- _AIM_: Repeat the records below exactly.

- _RECORDS TO USE_:
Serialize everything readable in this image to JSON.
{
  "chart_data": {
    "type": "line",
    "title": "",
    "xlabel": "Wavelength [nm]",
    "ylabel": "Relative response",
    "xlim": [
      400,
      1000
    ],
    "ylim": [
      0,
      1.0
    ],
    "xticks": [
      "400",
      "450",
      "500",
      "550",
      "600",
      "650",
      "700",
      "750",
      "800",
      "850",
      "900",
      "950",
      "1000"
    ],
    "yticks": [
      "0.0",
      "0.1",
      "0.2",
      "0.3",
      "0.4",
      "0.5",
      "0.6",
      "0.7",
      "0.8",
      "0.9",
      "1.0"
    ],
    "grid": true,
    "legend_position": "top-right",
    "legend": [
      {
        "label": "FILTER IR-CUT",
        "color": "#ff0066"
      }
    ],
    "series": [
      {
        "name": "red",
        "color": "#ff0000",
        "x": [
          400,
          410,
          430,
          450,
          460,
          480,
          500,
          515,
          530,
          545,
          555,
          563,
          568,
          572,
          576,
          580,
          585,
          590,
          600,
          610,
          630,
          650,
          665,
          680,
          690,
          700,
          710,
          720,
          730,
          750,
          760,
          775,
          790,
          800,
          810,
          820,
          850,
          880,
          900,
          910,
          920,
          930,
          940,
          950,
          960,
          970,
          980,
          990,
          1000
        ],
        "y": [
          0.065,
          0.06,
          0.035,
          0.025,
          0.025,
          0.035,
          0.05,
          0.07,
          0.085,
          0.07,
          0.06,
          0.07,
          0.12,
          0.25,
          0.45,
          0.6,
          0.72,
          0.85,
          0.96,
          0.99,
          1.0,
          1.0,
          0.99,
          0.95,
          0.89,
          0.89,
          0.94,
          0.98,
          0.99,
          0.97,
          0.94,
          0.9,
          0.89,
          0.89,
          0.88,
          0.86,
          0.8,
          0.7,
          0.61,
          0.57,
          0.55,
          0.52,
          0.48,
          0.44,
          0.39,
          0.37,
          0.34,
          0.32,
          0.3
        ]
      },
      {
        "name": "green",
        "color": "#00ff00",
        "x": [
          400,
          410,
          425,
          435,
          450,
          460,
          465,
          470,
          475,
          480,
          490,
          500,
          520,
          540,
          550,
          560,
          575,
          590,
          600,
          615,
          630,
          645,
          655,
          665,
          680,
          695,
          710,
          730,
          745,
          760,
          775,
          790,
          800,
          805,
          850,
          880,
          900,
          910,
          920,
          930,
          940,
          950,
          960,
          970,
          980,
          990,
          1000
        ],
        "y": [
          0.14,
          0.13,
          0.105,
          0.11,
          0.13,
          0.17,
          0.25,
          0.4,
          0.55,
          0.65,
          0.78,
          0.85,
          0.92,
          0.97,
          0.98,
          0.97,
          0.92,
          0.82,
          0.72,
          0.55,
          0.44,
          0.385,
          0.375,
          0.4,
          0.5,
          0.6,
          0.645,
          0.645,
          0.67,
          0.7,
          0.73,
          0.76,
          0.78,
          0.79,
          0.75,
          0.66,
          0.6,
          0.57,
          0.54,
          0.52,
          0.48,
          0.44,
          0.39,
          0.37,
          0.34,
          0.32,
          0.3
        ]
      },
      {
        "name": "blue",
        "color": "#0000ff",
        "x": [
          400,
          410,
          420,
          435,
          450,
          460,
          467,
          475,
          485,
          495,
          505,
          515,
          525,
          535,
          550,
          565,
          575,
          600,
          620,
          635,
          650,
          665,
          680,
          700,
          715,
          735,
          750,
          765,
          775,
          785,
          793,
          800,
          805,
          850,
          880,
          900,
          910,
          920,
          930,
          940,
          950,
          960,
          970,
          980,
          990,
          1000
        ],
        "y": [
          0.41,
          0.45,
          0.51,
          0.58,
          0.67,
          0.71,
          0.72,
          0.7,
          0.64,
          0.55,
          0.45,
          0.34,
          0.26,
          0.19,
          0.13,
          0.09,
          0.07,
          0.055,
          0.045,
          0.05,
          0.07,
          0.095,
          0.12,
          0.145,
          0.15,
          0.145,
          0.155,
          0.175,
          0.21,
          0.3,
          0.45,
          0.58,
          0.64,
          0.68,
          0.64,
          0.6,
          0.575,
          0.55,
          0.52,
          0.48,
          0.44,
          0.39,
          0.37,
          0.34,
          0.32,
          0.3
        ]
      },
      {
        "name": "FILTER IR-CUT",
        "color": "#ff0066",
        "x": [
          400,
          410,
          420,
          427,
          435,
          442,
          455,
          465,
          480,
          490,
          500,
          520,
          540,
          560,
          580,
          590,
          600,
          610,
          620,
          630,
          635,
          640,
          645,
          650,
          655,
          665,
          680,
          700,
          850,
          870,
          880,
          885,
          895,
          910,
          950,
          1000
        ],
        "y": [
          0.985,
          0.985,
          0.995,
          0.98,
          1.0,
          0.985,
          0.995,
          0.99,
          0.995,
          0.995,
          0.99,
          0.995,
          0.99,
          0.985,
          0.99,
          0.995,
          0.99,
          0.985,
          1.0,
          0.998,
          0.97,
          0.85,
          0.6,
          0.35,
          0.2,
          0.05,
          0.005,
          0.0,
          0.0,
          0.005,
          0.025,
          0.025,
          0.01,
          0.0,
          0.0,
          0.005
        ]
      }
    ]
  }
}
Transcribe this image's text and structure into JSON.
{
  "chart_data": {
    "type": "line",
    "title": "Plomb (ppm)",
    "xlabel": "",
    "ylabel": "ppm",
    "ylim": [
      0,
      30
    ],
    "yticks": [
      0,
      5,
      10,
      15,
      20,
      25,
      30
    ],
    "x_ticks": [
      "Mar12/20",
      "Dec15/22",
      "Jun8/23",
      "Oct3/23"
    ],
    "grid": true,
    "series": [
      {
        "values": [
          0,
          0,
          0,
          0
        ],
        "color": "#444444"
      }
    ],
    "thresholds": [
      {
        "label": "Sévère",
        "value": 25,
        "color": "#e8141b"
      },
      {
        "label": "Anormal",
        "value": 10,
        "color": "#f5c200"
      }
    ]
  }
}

- _TASK ANSWER_:
Serialize everything readable in this image to JSON.
{
  "chart_data": {
    "type": "line",
    "title": "",
    "xlabel": "Wavelength [nm]",
    "ylabel": "Relative response",
    "xlim": [
      400,
      1000
    ],
    "ylim": [
      0,
      1.0
    ],
    "xticks": [
      "400",
      "450",
      "500",
      "550",
      "600",
      "650",
      "700",
      "750",
      "800",
      "850",
      "900",
      "950",
      "1000"
    ],
    "yticks": [
      "0.0",
      "0.1",
      "0.2",
      "0.3",
      "0.4",
      "0.5",
      "0.6",
      "0.7",
      "0.8",
      "0.9",
      "1.0"
    ],
    "grid": true,
    "legend_position": "top-right",
    "legend": [
      {
        "label": "FILTER IR-CUT",
        "color": "#ff0066"
      }
    ],
    "series": [
      {
        "name": "red",
        "color": "#ff0000",
        "x": [
          400,
          410,
          430,
          450,
          460,
          480,
          500,
          515,
          530,
          545,
          555,
          563,
          568,
          572,
          576,
          580,
          585,
          590,
          600,
          610,
          630,
          650,
          665,
          680,
          690,
          700,
          710,
          720,
          730,
          750,
          760,
          775,
          790,
          800,
          810,
          820,
          850,
          880,
          900,
          910,
          920,
          930,
          940,
          950,
          960,
          970,
          980,
          990,
          1000
        ],
        "y": [
          0.065,
          0.06,
          0.035,
          0.025,
          0.025,
          0.035,
          0.05,
          0.07,
          0.085,
          0.07,
          0.06,
          0.07,
          0.12,
          0.25,
          0.45,
          0.6,
          0.72,
          0.85,
          0.96,
          0.99,
          1.0,
          1.0,
          0.99,
          0.95,
          0.89,
          0.89,
          0.94,
          0.98,
          0.99,
          0.97,
          0.94,
          0.9,
          0.89,
          0.89,
          0.88,
          0.86,
          0.8,
          0.7,
          0.61,
          0.57,
          0.55,
          0.52,
          0.48,
          0.44,
          0.39,
          0.37,
          0.34,
          0.32,
          0.3
        ]
      },
      {
        "name": "green",
        "color": "#00ff00",
        "x": [
          400,
          410,
          425,
          435,
          450,
          460,
          465,
          470,
          475,
          480,
          490,
          500,
          520,
          540,
          550,
          560,
          575,
          590,
          600,
          615,
          630,
          645,
          655,
          665,
          680,
          695,
          710,
          730,
          745,
          760,
          775,
          790,
          800,
          805,
          850,
          880,
          900,
          910,
          920,
          930,
          940,
          950,
          960,
          970,
          980,
          990,
          1000
        ],
        "y": [
          0.14,
          0.13,
          0.105,
          0.11,
          0.13,
          0.17,
          0.25,
          0.4,
          0.55,
          0.65,
          0.78,
          0.85,
          0.92,
          0.97,
          0.98,
          0.97,
          0.92,
          0.82,
          0.72,
          0.55,
          0.44,
          0.385,
          0.375,
          0.4,
          0.5,
          0.6,
          0.645,
          0.645,
          0.67,
          0.7,
          0.73,
          0.76,
          0.78,
          0.79,
          0.75,
          0.66,
          0.6,
          0.57,
          0.54,
          0.52,
          0.48,
          0.44,
          0.39,
          0.37,
          0.34,
          0.32,
          0.3
        ]
      },
      {
        "name": "blue",
        "color": "#0000ff",
        "x": [
          400,
          410,
          420,
          435,
          450,
          460,
          467,
          475,
          485,
          495,
          505,
          515,
          525,
          535,
          550,
          565,
          575,
          600,
          620,
          635,
          650,
          665,
          680,
          700,
          715,
          735,
          750,
          765,
          775,
          785,
          793,
          800,
          805,
          850,
          880,
          900,
          910,
          920,
          930,
          940,
          950,
          960,
          970,
          980,
          990,
          1000
        ],
        "y": [
          0.41,
          0.45,
          0.51,
          0.58,
          0.67,
          0.71,
          0.72,
          0.7,
          0.64,
          0.55,
          0.45,
          0.34,
          0.26,
          0.19,
          0.13,
          0.09,
          0.07,
          0.055,
          0.045,
          0.05,
          0.07,
          0.095,
          0.12,
          0.145,
          0.15,
          0.145,
          0.155,
          0.175,
          0.21,
          0.3,
          0.45,
          0.58,
          0.64,
          0.68,
          0.64,
          0.6,
          0.575,
          0.55,
          0.52,
          0.48,
          0.44,
          0.39,
          0.37,
          0.34,
          0.32,
          0.3
        ]
      },
      {
        "name": "FILTER IR-CUT",
        "color": "#ff0066",
        "x": [
          400,
          410,
          420,
          427,
          435,
          442,
          455,
          465,
          480,
          490,
          500,
          520,
          540,
          560,
          580,
          590,
          600,
          610,
          620,
          630,
          635,
          640,
          645,
          650,
          655,
          665,
          680,
          700,
          850,
          870,
          880,
          885,
          895,
          910,
          950,
          1000
        ],
        "y": [
          0.985,
          0.985,
          0.995,
          0.98,
          1.0,
          0.985,
          0.995,
          0.99,
          0.995,
          0.995,
          0.99,
          0.995,
          0.99,
          0.985,
          0.99,
          0.995,
          0.99,
          0.985,
          1.0,
          0.998,
          0.97,
          0.85,
          0.6,
          0.35,
          0.2,
          0.05,
          0.005,
          0.0,
          0.0,
          0.005,
          0.025,
          0.025,
          0.01,
          0.0,
          0.0,
          0.005
        ]
      }
    ]
  }
}
Transcribe this image's text and structure into JSON.
{
  "chart_data": {
    "type": "line",
    "title": "Plomb (ppm)",
    "xlabel": "",
    "ylabel": "ppm",
    "ylim": [
      0,
      30
    ],
    "yticks": [
      0,
      5,
      10,
      15,
      20,
      25,
      30
    ],
    "x_ticks": [
      "Mar12/20",
      "Dec15/22",
      "Jun8/23",
      "Oct3/23"
    ],
    "grid": true,
    "series": [
      {
        "values": [
          0,
          0,
          0,
          0
        ],
        "color": "#444444"
      }
    ],
    "thresholds": [
      {
        "label": "Sévère",
        "value": 25,
        "color": "#e8141b"
      },
      {
        "label": "Anormal",
        "value": 10,
        "color": "#f5c200"
      }
    ]
  }
}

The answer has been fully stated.